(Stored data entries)
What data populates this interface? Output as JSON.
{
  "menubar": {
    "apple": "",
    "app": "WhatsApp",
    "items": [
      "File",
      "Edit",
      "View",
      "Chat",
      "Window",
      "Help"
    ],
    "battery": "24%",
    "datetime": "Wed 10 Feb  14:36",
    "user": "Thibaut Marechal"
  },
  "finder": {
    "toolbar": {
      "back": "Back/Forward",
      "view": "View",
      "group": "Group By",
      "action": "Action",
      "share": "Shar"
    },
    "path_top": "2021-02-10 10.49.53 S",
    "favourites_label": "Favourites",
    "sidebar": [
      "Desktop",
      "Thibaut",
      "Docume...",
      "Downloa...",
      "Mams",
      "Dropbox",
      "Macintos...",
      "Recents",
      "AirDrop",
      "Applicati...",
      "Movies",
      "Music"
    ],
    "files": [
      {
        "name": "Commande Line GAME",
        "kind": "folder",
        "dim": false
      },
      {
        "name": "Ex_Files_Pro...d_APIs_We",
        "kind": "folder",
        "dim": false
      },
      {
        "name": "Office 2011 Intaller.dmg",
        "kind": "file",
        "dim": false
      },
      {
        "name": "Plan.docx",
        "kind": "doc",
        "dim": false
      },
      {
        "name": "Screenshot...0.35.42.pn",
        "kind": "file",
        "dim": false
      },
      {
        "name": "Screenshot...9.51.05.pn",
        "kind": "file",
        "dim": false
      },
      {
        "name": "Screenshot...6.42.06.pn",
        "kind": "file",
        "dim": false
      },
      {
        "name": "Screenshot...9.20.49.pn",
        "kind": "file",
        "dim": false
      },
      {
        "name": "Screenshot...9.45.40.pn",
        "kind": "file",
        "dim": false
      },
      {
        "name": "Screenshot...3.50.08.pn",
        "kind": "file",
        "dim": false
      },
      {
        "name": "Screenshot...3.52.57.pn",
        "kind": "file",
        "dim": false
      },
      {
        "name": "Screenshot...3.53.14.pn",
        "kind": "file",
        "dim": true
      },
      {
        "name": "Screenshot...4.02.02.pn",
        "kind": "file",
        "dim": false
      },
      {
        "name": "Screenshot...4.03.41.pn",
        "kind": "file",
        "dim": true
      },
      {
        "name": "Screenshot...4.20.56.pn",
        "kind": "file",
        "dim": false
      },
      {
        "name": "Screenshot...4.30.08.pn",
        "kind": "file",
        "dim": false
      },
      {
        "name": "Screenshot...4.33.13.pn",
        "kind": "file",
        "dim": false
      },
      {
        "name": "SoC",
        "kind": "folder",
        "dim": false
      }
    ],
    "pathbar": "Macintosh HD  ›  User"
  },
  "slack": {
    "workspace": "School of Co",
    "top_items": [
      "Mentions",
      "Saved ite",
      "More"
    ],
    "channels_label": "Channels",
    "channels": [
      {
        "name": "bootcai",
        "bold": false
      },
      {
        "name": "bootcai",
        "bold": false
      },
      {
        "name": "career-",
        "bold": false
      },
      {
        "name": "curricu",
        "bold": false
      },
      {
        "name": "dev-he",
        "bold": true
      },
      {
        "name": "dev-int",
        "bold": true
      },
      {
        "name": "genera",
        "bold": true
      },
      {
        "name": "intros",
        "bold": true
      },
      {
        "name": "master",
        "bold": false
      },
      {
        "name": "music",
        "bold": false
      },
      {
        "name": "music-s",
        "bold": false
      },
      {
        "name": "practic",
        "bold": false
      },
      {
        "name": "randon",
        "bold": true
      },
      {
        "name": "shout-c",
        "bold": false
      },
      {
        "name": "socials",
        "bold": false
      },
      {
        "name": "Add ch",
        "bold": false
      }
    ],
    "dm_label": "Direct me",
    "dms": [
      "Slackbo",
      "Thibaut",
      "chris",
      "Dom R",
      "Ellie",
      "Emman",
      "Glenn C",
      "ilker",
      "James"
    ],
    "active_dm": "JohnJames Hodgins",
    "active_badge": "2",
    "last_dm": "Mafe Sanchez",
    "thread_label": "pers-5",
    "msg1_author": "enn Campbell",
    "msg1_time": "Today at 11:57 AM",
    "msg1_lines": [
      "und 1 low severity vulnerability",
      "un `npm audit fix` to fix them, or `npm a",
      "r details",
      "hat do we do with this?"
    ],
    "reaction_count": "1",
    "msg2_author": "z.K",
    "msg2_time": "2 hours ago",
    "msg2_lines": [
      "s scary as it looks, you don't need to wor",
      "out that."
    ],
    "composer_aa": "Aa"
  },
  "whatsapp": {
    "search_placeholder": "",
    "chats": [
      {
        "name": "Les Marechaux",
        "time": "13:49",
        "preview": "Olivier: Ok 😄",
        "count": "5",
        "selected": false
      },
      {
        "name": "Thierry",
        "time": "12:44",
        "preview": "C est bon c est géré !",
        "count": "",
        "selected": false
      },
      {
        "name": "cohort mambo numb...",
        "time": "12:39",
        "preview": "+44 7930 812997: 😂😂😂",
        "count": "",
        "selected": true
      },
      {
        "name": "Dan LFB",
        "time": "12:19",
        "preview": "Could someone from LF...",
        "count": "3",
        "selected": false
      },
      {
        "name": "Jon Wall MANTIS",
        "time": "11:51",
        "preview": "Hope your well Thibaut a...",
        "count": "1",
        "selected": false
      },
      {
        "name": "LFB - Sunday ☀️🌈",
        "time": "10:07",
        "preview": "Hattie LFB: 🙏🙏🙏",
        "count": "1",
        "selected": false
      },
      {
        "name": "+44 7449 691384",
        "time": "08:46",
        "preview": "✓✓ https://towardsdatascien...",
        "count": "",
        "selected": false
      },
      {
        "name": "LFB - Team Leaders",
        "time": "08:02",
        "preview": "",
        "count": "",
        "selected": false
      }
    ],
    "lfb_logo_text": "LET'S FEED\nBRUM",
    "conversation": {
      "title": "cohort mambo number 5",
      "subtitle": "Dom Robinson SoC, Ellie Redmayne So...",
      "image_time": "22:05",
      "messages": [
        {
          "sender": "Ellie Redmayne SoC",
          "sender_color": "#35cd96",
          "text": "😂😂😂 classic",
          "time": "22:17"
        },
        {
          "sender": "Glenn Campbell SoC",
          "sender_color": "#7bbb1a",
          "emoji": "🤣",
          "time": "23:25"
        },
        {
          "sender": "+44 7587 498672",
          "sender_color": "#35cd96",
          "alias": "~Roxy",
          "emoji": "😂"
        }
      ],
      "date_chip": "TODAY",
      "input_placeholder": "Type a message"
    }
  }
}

...

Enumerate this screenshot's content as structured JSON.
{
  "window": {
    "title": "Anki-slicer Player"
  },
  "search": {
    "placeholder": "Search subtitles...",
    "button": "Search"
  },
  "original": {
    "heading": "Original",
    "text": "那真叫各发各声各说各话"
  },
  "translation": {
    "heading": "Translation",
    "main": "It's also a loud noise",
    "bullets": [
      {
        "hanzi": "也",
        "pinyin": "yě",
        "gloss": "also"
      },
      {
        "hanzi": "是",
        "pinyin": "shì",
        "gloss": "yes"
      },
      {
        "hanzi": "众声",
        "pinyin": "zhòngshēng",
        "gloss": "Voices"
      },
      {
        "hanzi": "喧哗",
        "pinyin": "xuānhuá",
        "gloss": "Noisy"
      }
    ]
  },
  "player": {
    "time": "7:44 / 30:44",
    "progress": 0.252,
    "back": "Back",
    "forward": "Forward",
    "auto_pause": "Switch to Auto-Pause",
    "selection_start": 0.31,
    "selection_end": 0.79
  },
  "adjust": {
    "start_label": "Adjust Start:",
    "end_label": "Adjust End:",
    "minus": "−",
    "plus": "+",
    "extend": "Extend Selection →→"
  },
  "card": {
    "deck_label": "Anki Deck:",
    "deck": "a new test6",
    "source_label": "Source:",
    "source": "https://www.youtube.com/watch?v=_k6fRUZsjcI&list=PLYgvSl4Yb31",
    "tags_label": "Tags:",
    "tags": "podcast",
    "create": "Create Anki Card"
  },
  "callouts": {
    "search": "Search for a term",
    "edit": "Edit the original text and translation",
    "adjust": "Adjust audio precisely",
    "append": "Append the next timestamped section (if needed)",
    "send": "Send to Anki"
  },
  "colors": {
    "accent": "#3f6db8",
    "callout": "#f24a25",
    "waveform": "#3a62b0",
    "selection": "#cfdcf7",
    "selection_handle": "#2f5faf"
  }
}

INSTRUCTIONS TO FOLLOW — Each line holding "Ellie" must be found and copied.

TASK ANSWER —
      "Ellie",
      "subtitle": "Dom Robinson SoC, Ellie Redmayne So...",
          "sender": "Ellie Redmayne SoC",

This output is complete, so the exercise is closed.